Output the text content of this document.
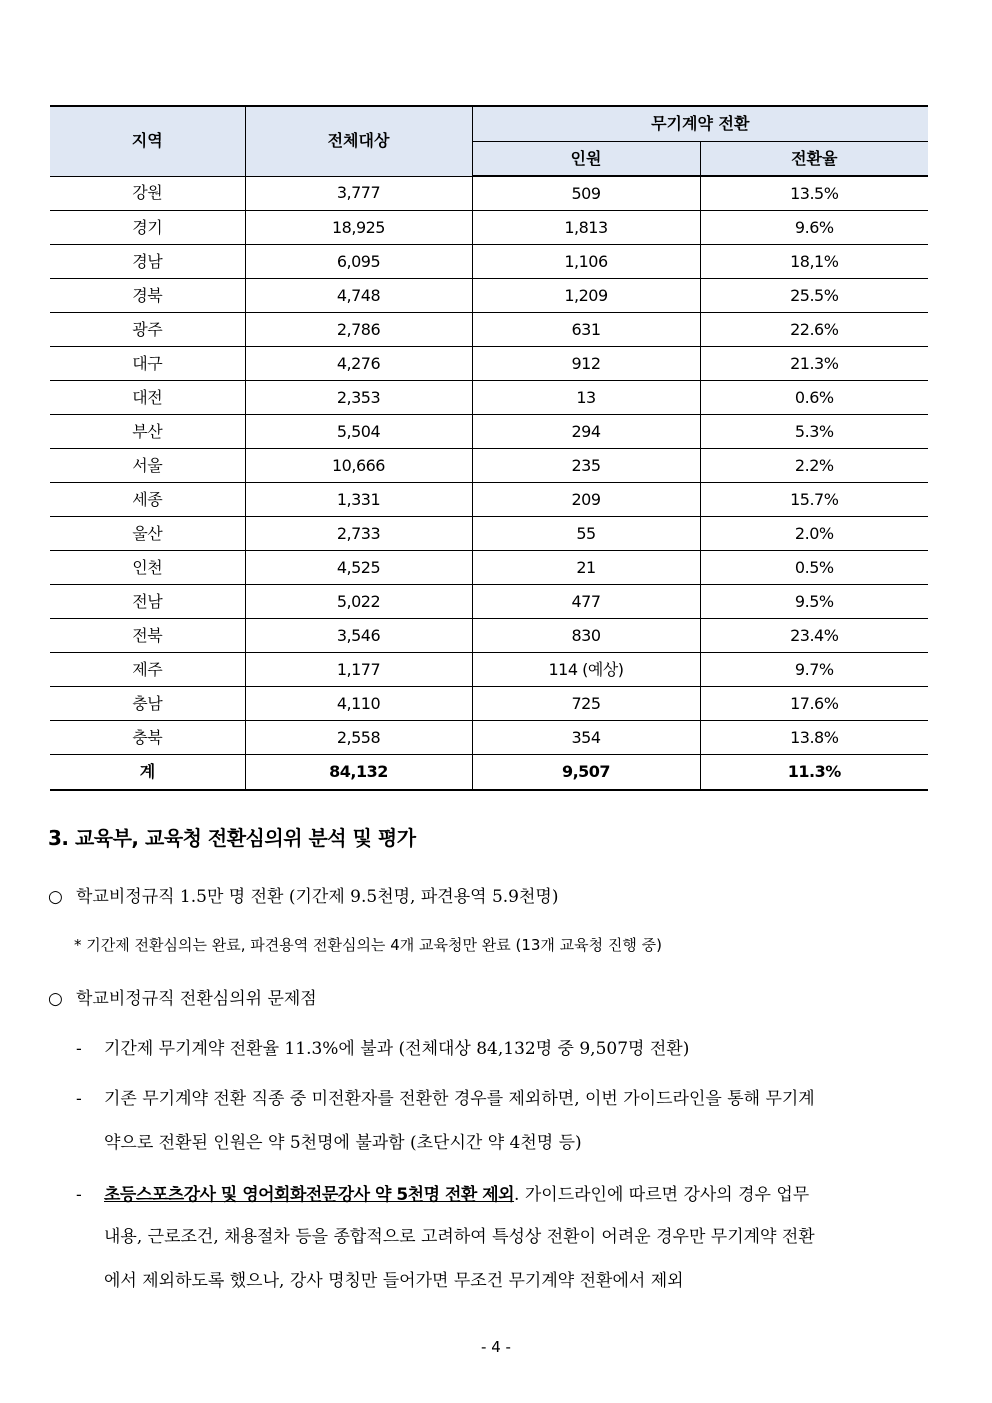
지역	전체대상	무기계약 전환	
		인원	전환율
강원	3,777	509	13.5%
경기	18,925	1,813	9.6%
경남	6,095	1,106	18,1%
경북	4,748	1,209	25.5%
광주	2,786	631	22.6%
대구	4,276	912	21.3%
대전	2,353	13	0.6%
부산	5,504	294	5.3%
서울	10,666	235	2.2%
세종	1,331	209	15.7%
울산	2,733	55	2.0%
인천	4,525	21	0.5%
전남	5,022	477	9.5%
전북	3,546	830	23.4%
제주	1,177	114 (예상)	9.7%
충남	4,110	725	17.6%
충북	2,558	354	13.8%
계	84,132	9,507	11.3%
3. 교육부, 교육청 전환심의위 분석 및 평가
○ 학교비정규직 1.5만 명 전환 (기간제 9.5천명, 파견용역 5.9천명)
* 기간제 전환심의는 완료, 파견용역 전환심의는 4개 교육청만 완료 (13개 교육청 진행 중)
○ 학교비정규직 전환심의위 문제점
- 기간제 무기계약 전환율 11.3%에 불과 (전체대상 84,132명 중 9,507명 전환)
- 기존 무기계약 전환 직종 중 미전환자를 전환한 경우를 제외하면, 이번 가이드라인을 통해 무기계
약으로 전환된 인원은 약 5천명에 불과함 (초단시간 약 4천명 등)
- 초등스포츠강사 및 영어회화전문강사 약 5천명 전환 제외. 가이드라인에 따르면 강사의 경우 업무
내용, 근로조건, 채용절차 등을 종합적으로 고려하여 특성상 전환이 어려운 경우만 무기계약 전환
에서 제외하도록 했으나, 강사 명칭만 들어가면 무조건 무기계약 전환에서 제외
- 4 -
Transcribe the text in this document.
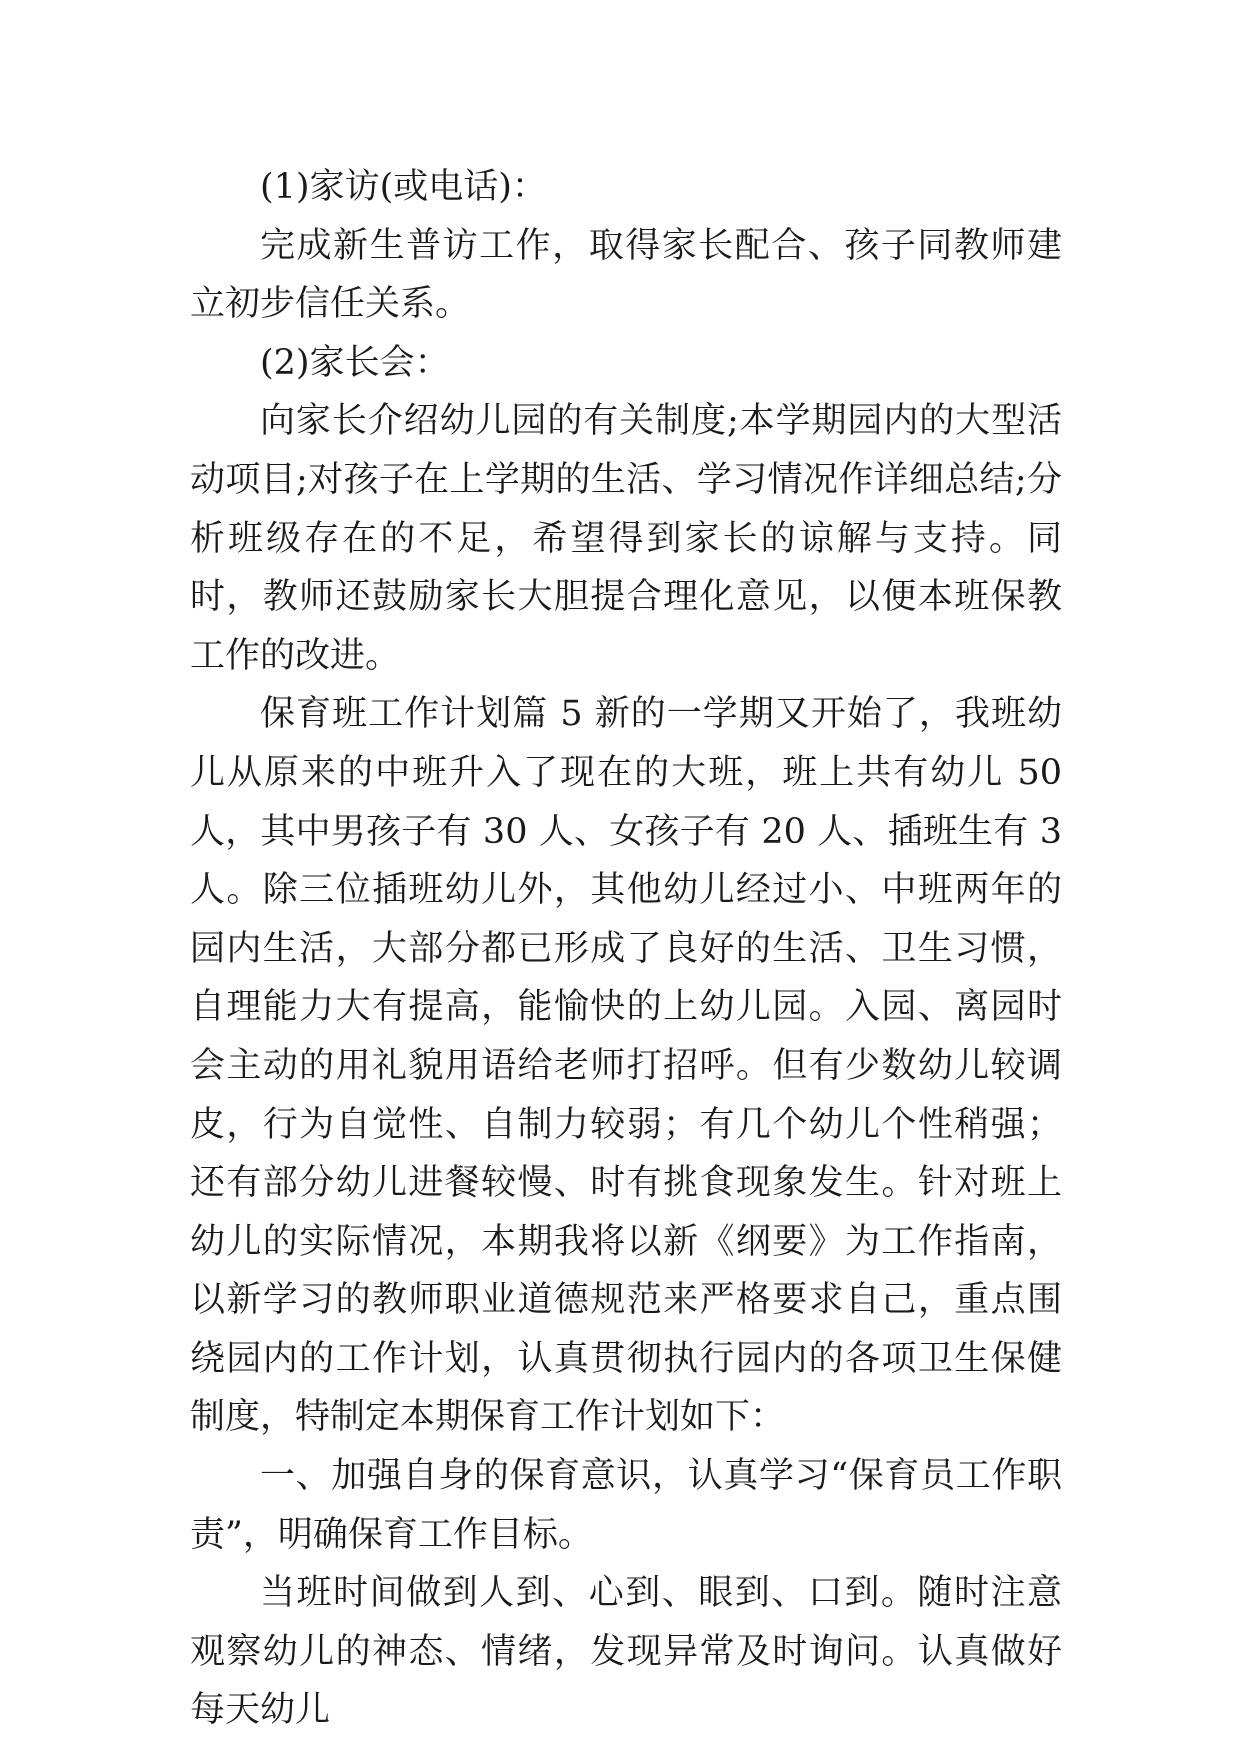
(1)家访(或电话)：

完成新生普访工作，取得家长配合、孩子同教师建立初步信任关系。

(2)家长会：

向家长介绍幼儿园的有关制度;本学期园内的大型活动项目;对孩子在上学期的生活、学习情况作详细总结;分析班级存在的不足，希望得到家长的谅解与支持。同时，教师还鼓励家长大胆提合理化意见，以便本班保教工作的改进。

保育班工作计划篇 5 新的一学期又开始了，我班幼儿从原来的中班升入了现在的大班，班上共有幼儿 50 人，其中男孩子有 30 人、女孩子有 20 人、插班生有 3 人。除三位插班幼儿外，其他幼儿经过小、中班两年的园内生活，大部分都已形成了良好的生活、卫生习惯，自理能力大有提高，能愉快的上幼儿园。入园、离园时会主动的用礼貌用语给老师打招呼。但有少数幼儿较调皮，行为自觉性、自制力较弱；有几个幼儿个性稍强；还有部分幼儿进餐较慢、时有挑食现象发生。针对班上幼儿的实际情况，本期我将以新《纲要》为工作指南，以新学习的教师职业道德规范来严格要求自己，重点围绕园内的工作计划，认真贯彻执行园内的各项卫生保健制度，特制定本期保育工作计划如下：

一、加强自身的保育意识，认真学习“保育员工作职责”，明确保育工作目标。

当班时间做到人到、心到、眼到、口到。随时注意观察幼儿的神态、情绪，发现异常及时询问。认真做好每天幼儿
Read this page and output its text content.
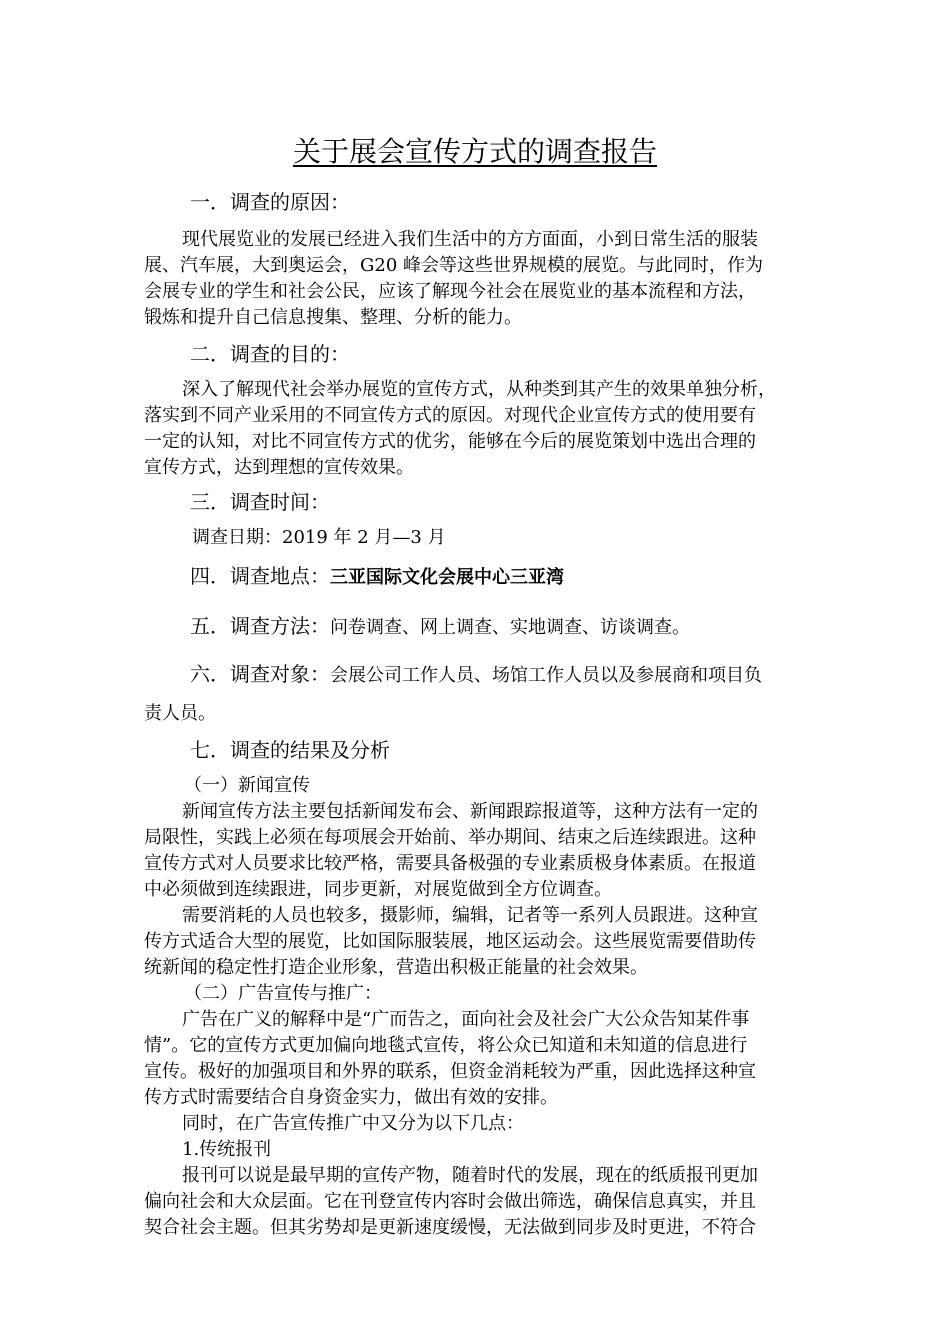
关于展会宣传方式的调查报告
一．调查的原因：
现代展览业的发展已经进入我们生活中的方方面面，小到日常生活的服装
展、汽车展，大到奥运会，G20 峰会等这些世界规模的展览。与此同时，作为
会展专业的学生和社会公民，应该了解现今社会在展览业的基本流程和方法，
锻炼和提升自己信息搜集、整理、分析的能力。
二．调查的目的：
深入了解现代社会举办展览的宣传方式，从种类到其产生的效果单独分析，
落实到不同产业采用的不同宣传方式的原因。对现代企业宣传方式的使用要有
一定的认知，对比不同宣传方式的优劣，能够在今后的展览策划中选出合理的
宣传方式，达到理想的宣传效果。
三．调查时间：
调查日期：2019 年 2 月—3 月
四．调查地点：三亚国际文化会展中心三亚湾
五．调查方法：问卷调查、网上调查、实地调查、访谈调查。
六．调查对象：会展公司工作人员、场馆工作人员以及参展商和项目负
责人员。
七．调查的结果及分析
（一）新闻宣传
新闻宣传方法主要包括新闻发布会、新闻跟踪报道等，这种方法有一定的
局限性，实践上必须在每项展会开始前、举办期间、结束之后连续跟进。这种
宣传方式对人员要求比较严格，需要具备极强的专业素质极身体素质。在报道
中必须做到连续跟进，同步更新，对展览做到全方位调查。
需要消耗的人员也较多，摄影师，编辑，记者等一系列人员跟进。这种宣
传方式适合大型的展览，比如国际服装展，地区运动会。这些展览需要借助传
统新闻的稳定性打造企业形象，营造出积极正能量的社会效果。
（二）广告宣传与推广：
广告在广义的解释中是“广而告之，面向社会及社会广大公众告知某件事
情”。它的宣传方式更加偏向地毯式宣传，将公众已知道和未知道的信息进行
宣传。极好的加强项目和外界的联系，但资金消耗较为严重，因此选择这种宣
传方式时需要结合自身资金实力，做出有效的安排。
同时，在广告宣传推广中又分为以下几点：
1.传统报刊
报刊可以说是最早期的宣传产物，随着时代的发展，现在的纸质报刊更加
偏向社会和大众层面。它在刊登宣传内容时会做出筛选，确保信息真实，并且
契合社会主题。但其劣势却是更新速度缓慢，无法做到同步及时更进，不符合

----

> **TO DO**: Lines that include the word "content" — how many are there in the data? Answer with the number alone.

> **RESPONSE FOR THIS EXERCISE**: 2